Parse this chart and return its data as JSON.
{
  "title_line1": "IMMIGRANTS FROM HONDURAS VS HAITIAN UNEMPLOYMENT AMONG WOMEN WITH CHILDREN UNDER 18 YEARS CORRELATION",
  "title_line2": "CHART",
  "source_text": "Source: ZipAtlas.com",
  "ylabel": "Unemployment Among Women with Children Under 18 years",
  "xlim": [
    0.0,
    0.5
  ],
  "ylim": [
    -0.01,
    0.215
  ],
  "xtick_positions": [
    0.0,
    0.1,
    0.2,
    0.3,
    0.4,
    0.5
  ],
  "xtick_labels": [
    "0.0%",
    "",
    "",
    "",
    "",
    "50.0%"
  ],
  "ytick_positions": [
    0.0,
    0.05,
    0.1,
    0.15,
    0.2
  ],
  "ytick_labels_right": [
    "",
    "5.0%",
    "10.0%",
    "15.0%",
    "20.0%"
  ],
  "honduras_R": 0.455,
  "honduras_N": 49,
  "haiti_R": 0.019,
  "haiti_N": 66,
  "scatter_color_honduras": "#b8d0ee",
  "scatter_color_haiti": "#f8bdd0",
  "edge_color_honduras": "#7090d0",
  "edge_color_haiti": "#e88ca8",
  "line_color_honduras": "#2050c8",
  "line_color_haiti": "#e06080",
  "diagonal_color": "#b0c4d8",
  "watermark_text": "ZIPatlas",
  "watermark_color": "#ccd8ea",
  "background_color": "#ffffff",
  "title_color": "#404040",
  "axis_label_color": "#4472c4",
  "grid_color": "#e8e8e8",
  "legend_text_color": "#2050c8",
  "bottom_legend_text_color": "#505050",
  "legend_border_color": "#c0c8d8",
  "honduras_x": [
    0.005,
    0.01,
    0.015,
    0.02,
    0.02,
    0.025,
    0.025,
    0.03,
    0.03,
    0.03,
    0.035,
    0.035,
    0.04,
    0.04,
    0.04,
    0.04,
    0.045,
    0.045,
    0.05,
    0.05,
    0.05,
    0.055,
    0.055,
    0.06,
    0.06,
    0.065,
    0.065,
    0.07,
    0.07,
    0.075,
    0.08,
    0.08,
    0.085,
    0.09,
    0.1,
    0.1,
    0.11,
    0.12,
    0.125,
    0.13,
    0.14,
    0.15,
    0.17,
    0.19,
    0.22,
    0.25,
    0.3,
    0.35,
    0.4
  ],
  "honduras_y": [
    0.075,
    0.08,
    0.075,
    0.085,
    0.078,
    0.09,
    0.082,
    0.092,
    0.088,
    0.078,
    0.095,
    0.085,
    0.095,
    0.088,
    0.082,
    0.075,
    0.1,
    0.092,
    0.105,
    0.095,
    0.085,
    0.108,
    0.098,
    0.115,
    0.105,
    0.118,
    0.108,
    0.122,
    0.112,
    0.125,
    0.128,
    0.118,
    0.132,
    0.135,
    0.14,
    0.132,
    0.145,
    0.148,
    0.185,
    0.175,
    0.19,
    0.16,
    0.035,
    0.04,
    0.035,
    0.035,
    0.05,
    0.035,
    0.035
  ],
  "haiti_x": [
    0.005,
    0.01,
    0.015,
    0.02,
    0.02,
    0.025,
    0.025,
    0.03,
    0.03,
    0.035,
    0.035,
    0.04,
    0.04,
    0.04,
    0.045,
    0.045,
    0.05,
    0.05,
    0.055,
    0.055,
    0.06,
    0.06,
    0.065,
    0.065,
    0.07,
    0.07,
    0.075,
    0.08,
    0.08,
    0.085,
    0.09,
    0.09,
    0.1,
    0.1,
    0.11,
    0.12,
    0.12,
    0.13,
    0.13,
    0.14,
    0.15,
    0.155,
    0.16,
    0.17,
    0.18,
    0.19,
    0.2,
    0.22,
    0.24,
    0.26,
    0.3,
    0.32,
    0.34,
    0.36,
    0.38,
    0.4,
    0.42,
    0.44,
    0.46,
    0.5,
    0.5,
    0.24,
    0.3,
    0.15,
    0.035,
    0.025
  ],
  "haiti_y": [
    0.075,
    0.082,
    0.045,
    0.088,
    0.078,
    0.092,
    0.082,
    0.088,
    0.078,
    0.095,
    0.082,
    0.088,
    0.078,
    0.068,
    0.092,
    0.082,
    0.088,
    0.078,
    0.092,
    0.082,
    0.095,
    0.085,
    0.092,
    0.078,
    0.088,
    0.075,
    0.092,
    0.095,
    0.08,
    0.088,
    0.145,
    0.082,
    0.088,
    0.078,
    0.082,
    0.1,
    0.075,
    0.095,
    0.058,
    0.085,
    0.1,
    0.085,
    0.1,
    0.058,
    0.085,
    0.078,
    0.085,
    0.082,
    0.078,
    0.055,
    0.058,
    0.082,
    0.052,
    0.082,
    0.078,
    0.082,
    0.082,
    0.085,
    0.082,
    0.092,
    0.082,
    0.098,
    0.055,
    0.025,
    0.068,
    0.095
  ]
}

§

**What is needed**
Print all of the data exactly as it was given.

**Result for this task**
Parse this chart and return its data as JSON.
{
  "title_line1": "IMMIGRANTS FROM HONDURAS VS HAITIAN UNEMPLOYMENT AMONG WOMEN WITH CHILDREN UNDER 18 YEARS CORRELATION",
  "title_line2": "CHART",
  "source_text": "Source: ZipAtlas.com",
  "ylabel": "Unemployment Among Women with Children Under 18 years",
  "xlim": [
    0.0,
    0.5
  ],
  "ylim": [
    -0.01,
    0.215
  ],
  "xtick_positions": [
    0.0,
    0.1,
    0.2,
    0.3,
    0.4,
    0.5
  ],
  "xtick_labels": [
    "0.0%",
    "",
    "",
    "",
    "",
    "50.0%"
  ],
  "ytick_positions": [
    0.0,
    0.05,
    0.1,
    0.15,
    0.2
  ],
  "ytick_labels_right": [
    "",
    "5.0%",
    "10.0%",
    "15.0%",
    "20.0%"
  ],
  "honduras_R": 0.455,
  "honduras_N": 49,
  "haiti_R": 0.019,
  "haiti_N": 66,
  "scatter_color_honduras": "#b8d0ee",
  "scatter_color_haiti": "#f8bdd0",
  "edge_color_honduras": "#7090d0",
  "edge_color_haiti": "#e88ca8",
  "line_color_honduras": "#2050c8",
  "line_color_haiti": "#e06080",
  "diagonal_color": "#b0c4d8",
  "watermark_text": "ZIPatlas",
  "watermark_color": "#ccd8ea",
  "background_color": "#ffffff",
  "title_color": "#404040",
  "axis_label_color": "#4472c4",
  "grid_color": "#e8e8e8",
  "legend_text_color": "#2050c8",
  "bottom_legend_text_color": "#505050",
  "legend_border_color": "#c0c8d8",
  "honduras_x": [
    0.005,
    0.01,
    0.015,
    0.02,
    0.02,
    0.025,
    0.025,
    0.03,
    0.03,
    0.03,
    0.035,
    0.035,
    0.04,
    0.04,
    0.04,
    0.04,
    0.045,
    0.045,
    0.05,
    0.05,
    0.05,
    0.055,
    0.055,
    0.06,
    0.06,
    0.065,
    0.065,
    0.07,
    0.07,
    0.075,
    0.08,
    0.08,
    0.085,
    0.09,
    0.1,
    0.1,
    0.11,
    0.12,
    0.125,
    0.13,
    0.14,
    0.15,
    0.17,
    0.19,
    0.22,
    0.25,
    0.3,
    0.35,
    0.4
  ],
  "honduras_y": [
    0.075,
    0.08,
    0.075,
    0.085,
    0.078,
    0.09,
    0.082,
    0.092,
    0.088,
    0.078,
    0.095,
    0.085,
    0.095,
    0.088,
    0.082,
    0.075,
    0.1,
    0.092,
    0.105,
    0.095,
    0.085,
    0.108,
    0.098,
    0.115,
    0.105,
    0.118,
    0.108,
    0.122,
    0.112,
    0.125,
    0.128,
    0.118,
    0.132,
    0.135,
    0.14,
    0.132,
    0.145,
    0.148,
    0.185,
    0.175,
    0.19,
    0.16,
    0.035,
    0.04,
    0.035,
    0.035,
    0.05,
    0.035,
    0.035
  ],
  "haiti_x": [
    0.005,
    0.01,
    0.015,
    0.02,
    0.02,
    0.025,
    0.025,
    0.03,
    0.03,
    0.035,
    0.035,
    0.04,
    0.04,
    0.04,
    0.045,
    0.045,
    0.05,
    0.05,
    0.055,
    0.055,
    0.06,
    0.06,
    0.065,
    0.065,
    0.07,
    0.07,
    0.075,
    0.08,
    0.08,
    0.085,
    0.09,
    0.09,
    0.1,
    0.1,
    0.11,
    0.12,
    0.12,
    0.13,
    0.13,
    0.14,
    0.15,
    0.155,
    0.16,
    0.17,
    0.18,
    0.19,
    0.2,
    0.22,
    0.24,
    0.26,
    0.3,
    0.32,
    0.34,
    0.36,
    0.38,
    0.4,
    0.42,
    0.44,
    0.46,
    0.5,
    0.5,
    0.24,
    0.3,
    0.15,
    0.035,
    0.025
  ],
  "haiti_y": [
    0.075,
    0.082,
    0.045,
    0.088,
    0.078,
    0.092,
    0.082,
    0.088,
    0.078,
    0.095,
    0.082,
    0.088,
    0.078,
    0.068,
    0.092,
    0.082,
    0.088,
    0.078,
    0.092,
    0.082,
    0.095,
    0.085,
    0.092,
    0.078,
    0.088,
    0.075,
    0.092,
    0.095,
    0.08,
    0.088,
    0.145,
    0.082,
    0.088,
    0.078,
    0.082,
    0.1,
    0.075,
    0.095,
    0.058,
    0.085,
    0.1,
    0.085,
    0.1,
    0.058,
    0.085,
    0.078,
    0.085,
    0.082,
    0.078,
    0.055,
    0.058,
    0.082,
    0.052,
    0.082,
    0.078,
    0.082,
    0.082,
    0.085,
    0.082,
    0.092,
    0.082,
    0.098,
    0.055,
    0.025,
    0.068,
    0.095
  ]
}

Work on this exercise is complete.